[Begin]
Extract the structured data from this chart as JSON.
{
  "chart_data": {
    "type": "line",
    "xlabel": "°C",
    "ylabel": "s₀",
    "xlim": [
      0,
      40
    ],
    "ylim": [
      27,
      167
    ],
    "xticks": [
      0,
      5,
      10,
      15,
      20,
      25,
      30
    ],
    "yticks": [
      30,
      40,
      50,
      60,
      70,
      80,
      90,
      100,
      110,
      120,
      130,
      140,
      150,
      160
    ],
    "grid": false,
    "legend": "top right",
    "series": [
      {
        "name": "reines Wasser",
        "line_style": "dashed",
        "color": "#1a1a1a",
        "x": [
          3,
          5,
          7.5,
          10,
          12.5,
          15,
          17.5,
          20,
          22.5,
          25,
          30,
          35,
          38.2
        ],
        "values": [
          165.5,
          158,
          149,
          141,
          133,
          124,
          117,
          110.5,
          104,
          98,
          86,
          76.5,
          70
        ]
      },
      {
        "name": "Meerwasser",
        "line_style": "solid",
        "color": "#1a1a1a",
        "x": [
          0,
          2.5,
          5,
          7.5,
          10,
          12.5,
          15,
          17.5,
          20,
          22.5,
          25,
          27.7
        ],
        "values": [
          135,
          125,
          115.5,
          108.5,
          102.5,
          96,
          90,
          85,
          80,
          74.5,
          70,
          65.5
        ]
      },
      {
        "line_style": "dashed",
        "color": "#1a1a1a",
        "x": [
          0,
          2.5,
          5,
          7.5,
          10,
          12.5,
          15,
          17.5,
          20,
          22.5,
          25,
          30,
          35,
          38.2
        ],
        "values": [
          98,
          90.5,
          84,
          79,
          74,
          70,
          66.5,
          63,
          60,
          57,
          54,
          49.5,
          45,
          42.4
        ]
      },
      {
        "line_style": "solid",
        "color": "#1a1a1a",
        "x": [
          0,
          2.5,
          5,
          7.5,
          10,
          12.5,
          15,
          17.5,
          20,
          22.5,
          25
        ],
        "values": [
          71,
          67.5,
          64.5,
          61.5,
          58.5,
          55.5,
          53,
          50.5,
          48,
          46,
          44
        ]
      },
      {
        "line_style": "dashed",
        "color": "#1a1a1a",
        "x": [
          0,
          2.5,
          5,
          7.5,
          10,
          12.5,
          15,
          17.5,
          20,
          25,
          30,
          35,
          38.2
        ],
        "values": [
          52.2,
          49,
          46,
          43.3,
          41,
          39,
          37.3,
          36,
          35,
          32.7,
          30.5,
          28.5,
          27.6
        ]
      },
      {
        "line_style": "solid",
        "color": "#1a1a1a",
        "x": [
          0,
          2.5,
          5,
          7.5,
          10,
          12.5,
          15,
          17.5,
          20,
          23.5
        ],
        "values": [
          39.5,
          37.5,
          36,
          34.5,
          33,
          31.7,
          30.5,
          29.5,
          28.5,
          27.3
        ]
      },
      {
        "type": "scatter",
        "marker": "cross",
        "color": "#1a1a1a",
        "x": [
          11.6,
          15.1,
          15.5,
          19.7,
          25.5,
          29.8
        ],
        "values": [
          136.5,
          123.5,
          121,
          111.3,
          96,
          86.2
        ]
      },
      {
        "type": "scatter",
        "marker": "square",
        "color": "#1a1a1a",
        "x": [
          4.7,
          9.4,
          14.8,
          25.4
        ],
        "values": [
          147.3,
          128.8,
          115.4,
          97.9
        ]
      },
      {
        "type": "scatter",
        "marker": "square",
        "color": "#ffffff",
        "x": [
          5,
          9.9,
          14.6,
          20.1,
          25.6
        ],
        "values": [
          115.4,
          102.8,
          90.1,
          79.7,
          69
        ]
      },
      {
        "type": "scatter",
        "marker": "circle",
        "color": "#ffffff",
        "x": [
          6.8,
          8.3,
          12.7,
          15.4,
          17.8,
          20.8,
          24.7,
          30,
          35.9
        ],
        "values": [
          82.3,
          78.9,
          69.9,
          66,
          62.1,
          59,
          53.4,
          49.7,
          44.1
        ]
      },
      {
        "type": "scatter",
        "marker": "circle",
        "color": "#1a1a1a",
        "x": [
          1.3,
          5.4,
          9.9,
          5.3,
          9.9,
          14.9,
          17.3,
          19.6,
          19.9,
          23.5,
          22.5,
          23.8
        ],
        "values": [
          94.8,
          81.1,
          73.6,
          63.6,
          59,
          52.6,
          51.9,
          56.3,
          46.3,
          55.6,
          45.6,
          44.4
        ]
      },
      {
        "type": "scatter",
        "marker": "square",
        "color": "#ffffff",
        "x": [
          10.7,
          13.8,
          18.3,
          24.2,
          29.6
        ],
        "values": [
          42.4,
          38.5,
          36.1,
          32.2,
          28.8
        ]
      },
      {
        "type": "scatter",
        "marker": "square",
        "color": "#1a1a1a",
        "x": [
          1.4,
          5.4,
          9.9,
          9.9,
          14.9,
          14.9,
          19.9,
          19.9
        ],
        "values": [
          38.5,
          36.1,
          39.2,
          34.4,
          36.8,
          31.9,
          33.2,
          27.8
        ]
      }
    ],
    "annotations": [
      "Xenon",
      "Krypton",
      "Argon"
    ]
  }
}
[End]
Take the entries above and transcribe them in full.

Extract the structured data from this chart as JSON.
{
  "chart_data": {
    "type": "line",
    "xlabel": "°C",
    "ylabel": "s₀",
    "xlim": [
      0,
      40
    ],
    "ylim": [
      27,
      167
    ],
    "xticks": [
      0,
      5,
      10,
      15,
      20,
      25,
      30
    ],
    "yticks": [
      30,
      40,
      50,
      60,
      70,
      80,
      90,
      100,
      110,
      120,
      130,
      140,
      150,
      160
    ],
    "grid": false,
    "legend": "top right",
    "series": [
      {
        "name": "reines Wasser",
        "line_style": "dashed",
        "color": "#1a1a1a",
        "x": [
          3,
          5,
          7.5,
          10,
          12.5,
          15,
          17.5,
          20,
          22.5,
          25,
          30,
          35,
          38.2
        ],
        "values": [
          165.5,
          158,
          149,
          141,
          133,
          124,
          117,
          110.5,
          104,
          98,
          86,
          76.5,
          70
        ]
      },
      {
        "name": "Meerwasser",
        "line_style": "solid",
        "color": "#1a1a1a",
        "x": [
          0,
          2.5,
          5,
          7.5,
          10,
          12.5,
          15,
          17.5,
          20,
          22.5,
          25,
          27.7
        ],
        "values": [
          135,
          125,
          115.5,
          108.5,
          102.5,
          96,
          90,
          85,
          80,
          74.5,
          70,
          65.5
        ]
      },
      {
        "line_style": "dashed",
        "color": "#1a1a1a",
        "x": [
          0,
          2.5,
          5,
          7.5,
          10,
          12.5,
          15,
          17.5,
          20,
          22.5,
          25,
          30,
          35,
          38.2
        ],
        "values": [
          98,
          90.5,
          84,
          79,
          74,
          70,
          66.5,
          63,
          60,
          57,
          54,
          49.5,
          45,
          42.4
        ]
      },
      {
        "line_style": "solid",
        "color": "#1a1a1a",
        "x": [
          0,
          2.5,
          5,
          7.5,
          10,
          12.5,
          15,
          17.5,
          20,
          22.5,
          25
        ],
        "values": [
          71,
          67.5,
          64.5,
          61.5,
          58.5,
          55.5,
          53,
          50.5,
          48,
          46,
          44
        ]
      },
      {
        "line_style": "dashed",
        "color": "#1a1a1a",
        "x": [
          0,
          2.5,
          5,
          7.5,
          10,
          12.5,
          15,
          17.5,
          20,
          25,
          30,
          35,
          38.2
        ],
        "values": [
          52.2,
          49,
          46,
          43.3,
          41,
          39,
          37.3,
          36,
          35,
          32.7,
          30.5,
          28.5,
          27.6
        ]
      },
      {
        "line_style": "solid",
        "color": "#1a1a1a",
        "x": [
          0,
          2.5,
          5,
          7.5,
          10,
          12.5,
          15,
          17.5,
          20,
          23.5
        ],
        "values": [
          39.5,
          37.5,
          36,
          34.5,
          33,
          31.7,
          30.5,
          29.5,
          28.5,
          27.3
        ]
      },
      {
        "type": "scatter",
        "marker": "cross",
        "color": "#1a1a1a",
        "x": [
          11.6,
          15.1,
          15.5,
          19.7,
          25.5,
          29.8
        ],
        "values": [
          136.5,
          123.5,
          121,
          111.3,
          96,
          86.2
        ]
      },
      {
        "type": "scatter",
        "marker": "square",
        "color": "#1a1a1a",
        "x": [
          4.7,
          9.4,
          14.8,
          25.4
        ],
        "values": [
          147.3,
          128.8,
          115.4,
          97.9
        ]
      },
      {
        "type": "scatter",
        "marker": "square",
        "color": "#ffffff",
        "x": [
          5,
          9.9,
          14.6,
          20.1,
          25.6
        ],
        "values": [
          115.4,
          102.8,
          90.1,
          79.7,
          69
        ]
      },
      {
        "type": "scatter",
        "marker": "circle",
        "color": "#ffffff",
        "x": [
          6.8,
          8.3,
          12.7,
          15.4,
          17.8,
          20.8,
          24.7,
          30,
          35.9
        ],
        "values": [
          82.3,
          78.9,
          69.9,
          66,
          62.1,
          59,
          53.4,
          49.7,
          44.1
        ]
      },
      {
        "type": "scatter",
        "marker": "circle",
        "color": "#1a1a1a",
        "x": [
          1.3,
          5.4,
          9.9,
          5.3,
          9.9,
          14.9,
          17.3,
          19.6,
          19.9,
          23.5,
          22.5,
          23.8
        ],
        "values": [
          94.8,
          81.1,
          73.6,
          63.6,
          59,
          52.6,
          51.9,
          56.3,
          46.3,
          55.6,
          45.6,
          44.4
        ]
      },
      {
        "type": "scatter",
        "marker": "square",
        "color": "#ffffff",
        "x": [
          10.7,
          13.8,
          18.3,
          24.2,
          29.6
        ],
        "values": [
          42.4,
          38.5,
          36.1,
          32.2,
          28.8
        ]
      },
      {
        "type": "scatter",
        "marker": "square",
        "color": "#1a1a1a",
        "x": [
          1.4,
          5.4,
          9.9,
          9.9,
          14.9,
          14.9,
          19.9,
          19.9
        ],
        "values": [
          38.5,
          36.1,
          39.2,
          34.4,
          36.8,
          31.9,
          33.2,
          27.8
        ]
      }
    ],
    "annotations": [
      "Xenon",
      "Krypton",
      "Argon"
    ]
  }
}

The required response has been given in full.